--- WHAT IS EXPECTED ---
Decide whether each statement agrees with the patch review below, answering yes or no and quoting the words of the patch review that settle it. (a) The patch changes pcap() so that it passes 1 as the new buffer-count argument to pcap_frame(). (b) The reviewer suggests keeping the parameter name @framebufs in the documentation comment. (c) The reviewer objects to the remainder of the series.

--- SOURCE ---
• • •

I swear I didn't read "Byte offset" from here before commenting on 1/6,
which is rather promising.

>   * @tv:		Timestamp
>   *
>   * Returns: 0 on success, -errno on error writing to the file
>   */
> -static void pcap_frame(const struct iovec *iov, size_t offset,
> -		       const struct timeval *tv)
> +static void pcap_frame(const struct iovec *iov, size_t iovcnt,
> +		       size_t offset, const struct timeval *tv)
>  {
>  	size_t len = iov->iov_len - offset;
>  	struct pcap_pkthdr h = {
> @@ -86,7 +88,7 @@ static void pcap_frame(const struct iovec *iov, size_t offset,
>  	struct iovec hiov = { &h, sizeof(h) };
>  
>  	if (write_remainder(pcap_fd, &hiov, 1, 0) < 0 ||
> -	    write_remainder(pcap_fd, iov, 1, offset) < 0)
> +	    write_remainder(pcap_fd, iov, iovcnt, offset) < 0)
>  		debug("Cannot log packet, length %zu: %s",
>  		      len, strerror(errno));
>  }
> @@ -105,16 +107,18 @@ void pcap(const char *pkt, size_t len)
>  		return;
>  
>  	gettimeofday(&tv, NULL);
> -	pcap_frame(&iov, 0, &tv);
> +	pcap_frame(&iov, 1, 0, &tv);
>  }
>  
>  /**
>   * pcap_multiple() - Capture multiple frames
> - * @iov:	Array of iovecs, one entry per frame
> + * @iov:	Array of iovecs, every @framebufs entries is one frame
> + * @framebufs:	Number of buffers per frame

I found this a bit hard to understand. What about:

* @iov:		Array of IO vectors, with item count @frame_parts * @n
* @frame_parts:	Number of IO vector items for each frame

?

The rest of the series looks good to me.

-- 
Stefano


^ permalink raw reply	[flat|nested] 16+ messages in thread

* Re: [PATCH 1/6] util: Add helper to find offset into io vector
  2024-02-27 14:23   ` Stefano Brivio
@ 2024-02-27 23:27     ` David Gibson
  0 siblings, 0 replies; 16+ messages in thread
From: David Gibson @ 2024-02-27 23:27 UTC (permalink / raw)

• • •

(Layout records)

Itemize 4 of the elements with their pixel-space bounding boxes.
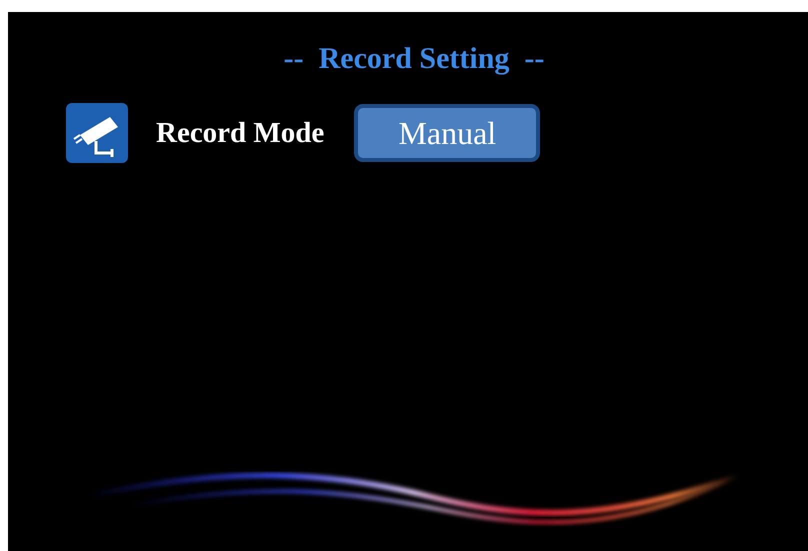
setting-label: Record Mode [156,116,324,150]
page-title: -- Record Setting -- [282,42,546,76]
mode-button[interactable]: Manual [354,104,540,162]
camera-icon [66,103,128,163]
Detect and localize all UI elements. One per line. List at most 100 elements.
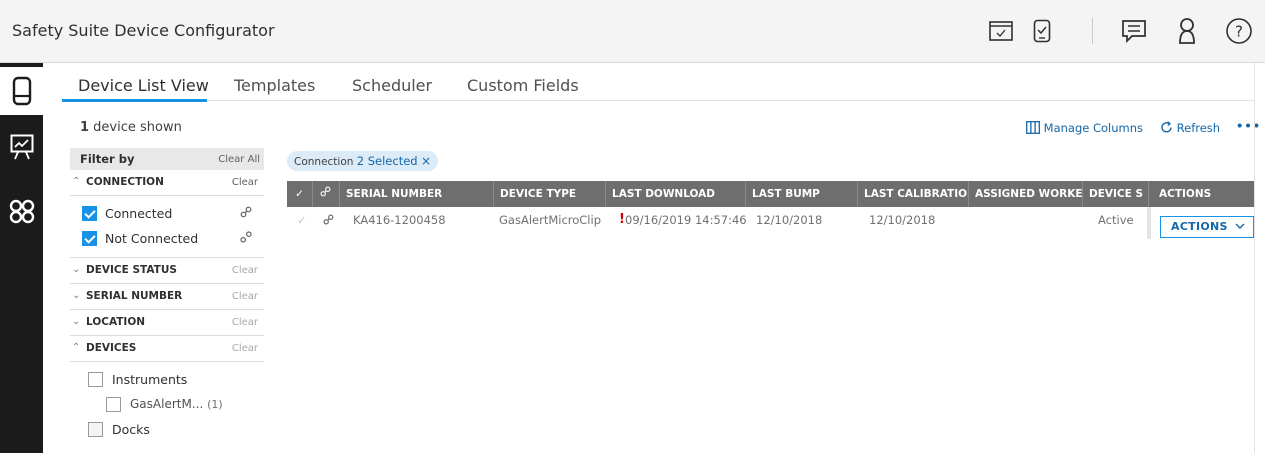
chat-icon[interactable] (1119, 16, 1149, 46)
filter-panel: Filter by Clear All ⌃ CONNECTION Clear C… (70, 148, 264, 443)
rail-devices[interactable] (0, 67, 43, 115)
device-count-number: 1 (80, 120, 90, 135)
chip-value: 2 Selected (356, 154, 418, 168)
column-header-serial-number[interactable]: SERIAL NUMBER (339, 181, 493, 207)
manage-columns-button[interactable]: Manage Columns (1026, 121, 1143, 135)
cell-device-status: Active (1098, 213, 1134, 227)
filter-title: Filter by (80, 152, 135, 166)
link-icon (320, 186, 331, 197)
cell-serial-number[interactable]: KA416-1200458 (347, 207, 446, 233)
checkbox-docks[interactable] (88, 422, 103, 437)
column-header-device-type[interactable]: DEVICE TYPE (493, 181, 605, 207)
clear-link[interactable]: Clear (232, 343, 258, 354)
cell-last-calibration: 12/10/2018 (869, 213, 936, 227)
chevron-down-icon: ⌄ (72, 290, 81, 301)
group-icon (9, 199, 34, 224)
option-label: Not Connected (105, 231, 199, 246)
section-label: SERIAL NUMBER (86, 290, 183, 302)
column-header-assigned-worker[interactable]: ASSIGNED WORKER (968, 181, 1082, 207)
section-label: DEVICE STATUS (86, 264, 177, 276)
filter-option-gasalert[interactable]: GasAlertM... (1) (70, 393, 264, 418)
device-table: ✓ SERIAL NUMBER DEVICE TYPE LAST DOWNLOA… (287, 181, 1255, 239)
device-check-icon[interactable] (1027, 16, 1057, 46)
table-row[interactable]: ✓ KA416-1200458 GasAlertMicroClip ! 09/1… (287, 207, 1255, 233)
column-header-device-status[interactable]: DEVICE S (1082, 181, 1148, 207)
chevron-up-icon: ⌃ (72, 176, 81, 187)
chevron-down-icon: ⌄ (72, 316, 81, 327)
rail-workers[interactable] (0, 188, 43, 236)
help-icon[interactable]: ? (1224, 16, 1254, 46)
refresh-button[interactable]: Refresh (1160, 121, 1220, 135)
filter-section-serial-number[interactable]: ⌄ SERIAL NUMBER Clear (70, 284, 264, 310)
manage-columns-label: Manage Columns (1043, 121, 1144, 135)
app-title: Safety Suite Device Configurator (12, 21, 275, 40)
connected-link-icon (317, 207, 334, 233)
checkbox-instruments[interactable] (88, 372, 103, 387)
filter-section-device-status[interactable]: ⌄ DEVICE STATUS Clear (70, 258, 264, 284)
toolbar-divider (1092, 18, 1093, 44)
checkbox-connected[interactable] (82, 206, 97, 221)
option-label: Connected (105, 206, 173, 221)
row-actions-dropdown[interactable]: ACTIONS (1160, 216, 1254, 238)
chevron-up-icon: ⌃ (72, 342, 81, 353)
refresh-label: Refresh (1176, 121, 1221, 135)
title-bar: Safety Suite Device Configurator ? (0, 0, 1265, 63)
cell-device-type: GasAlertMicroClip (499, 213, 601, 227)
section-label: DEVICES (86, 342, 137, 354)
chevron-down-icon (1235, 217, 1245, 237)
filter-option-not-connected[interactable]: Not Connected (70, 227, 264, 252)
chevron-down-icon: ⌄ (72, 264, 81, 275)
device-count: 1 device shown (80, 120, 182, 135)
content-border (1254, 63, 1255, 453)
tab-templates[interactable]: Templates (234, 76, 315, 95)
cell-assigned-worker (974, 207, 980, 233)
tab-custom-fields[interactable]: Custom Fields (467, 76, 579, 95)
presentation-chart-icon (10, 134, 33, 160)
rail-reports[interactable] (0, 123, 43, 171)
tab-scheduler[interactable]: Scheduler (352, 76, 432, 95)
option-label: GasAlertM... (130, 397, 204, 411)
actions-label: ACTIONS (1171, 220, 1228, 233)
cell-last-download: 09/16/2019 14:57:46 (625, 213, 747, 227)
filter-section-connection[interactable]: ⌃ CONNECTION Clear (70, 170, 264, 196)
section-label: CONNECTION (86, 176, 164, 188)
calendar-window-icon[interactable] (986, 16, 1016, 46)
connection-column-header[interactable] (312, 181, 339, 207)
row-checkbox[interactable]: ✓ (291, 207, 307, 233)
clear-link[interactable]: Clear (232, 291, 258, 302)
user-icon[interactable] (1172, 16, 1202, 46)
refresh-icon (1161, 121, 1172, 133)
filter-section-devices[interactable]: ⌃ DEVICES Clear (70, 336, 264, 362)
option-count: (1) (207, 398, 223, 411)
left-nav-rail (0, 63, 43, 453)
column-header-last-bump[interactable]: LAST BUMP (745, 181, 857, 207)
filter-section-location[interactable]: ⌄ LOCATION Clear (70, 310, 264, 336)
filter-header: Filter by Clear All (70, 148, 264, 170)
chip-prefix: Connection (294, 156, 354, 168)
filter-option-docks[interactable]: Docks (70, 418, 264, 443)
column-header-last-calibration[interactable]: LAST CALIBRATION (857, 181, 968, 207)
device-count-text: device shown (89, 120, 182, 135)
clear-link[interactable]: Clear (232, 317, 258, 328)
checkbox-not-connected[interactable] (82, 231, 97, 246)
view-tabs: Device List View Templates Scheduler Cus… (62, 63, 1255, 102)
clear-link[interactable]: Clear (232, 177, 258, 188)
column-resize-handle[interactable] (1147, 207, 1151, 239)
active-tab-indicator (62, 99, 207, 102)
close-icon[interactable]: × (421, 154, 431, 168)
column-header-last-download[interactable]: LAST DOWNLOAD (605, 181, 745, 207)
cell-last-bump: 12/10/2018 (756, 213, 823, 227)
columns-icon (1026, 121, 1040, 134)
device-icon (12, 76, 31, 106)
select-all-checkbox[interactable]: ✓ (287, 181, 312, 207)
filter-option-instruments[interactable]: Instruments (70, 368, 264, 393)
clear-all-link[interactable]: Clear All (218, 154, 260, 165)
checkbox-gasalert[interactable] (106, 397, 121, 412)
table-header-row: ✓ SERIAL NUMBER DEVICE TYPE LAST DOWNLOA… (287, 181, 1255, 207)
filter-option-connected[interactable]: Connected (70, 202, 264, 227)
clear-link[interactable]: Clear (232, 265, 258, 276)
filter-chip-connection[interactable]: Connection 2 Selected × (287, 151, 438, 171)
tab-device-list-view[interactable]: Device List View (78, 76, 209, 95)
svg-text:?: ? (1235, 23, 1243, 41)
more-options-icon[interactable]: ••• (1236, 119, 1261, 133)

• • •

--- SOLUTION TO THE PROBLEM ---
(a) Yes: "pcap_frame(&iov, 1, 0, &tv);"
(b) No: "Array of IO vectors, with item count @frame_parts * @n"
(c) No: "The rest of the series looks good to me."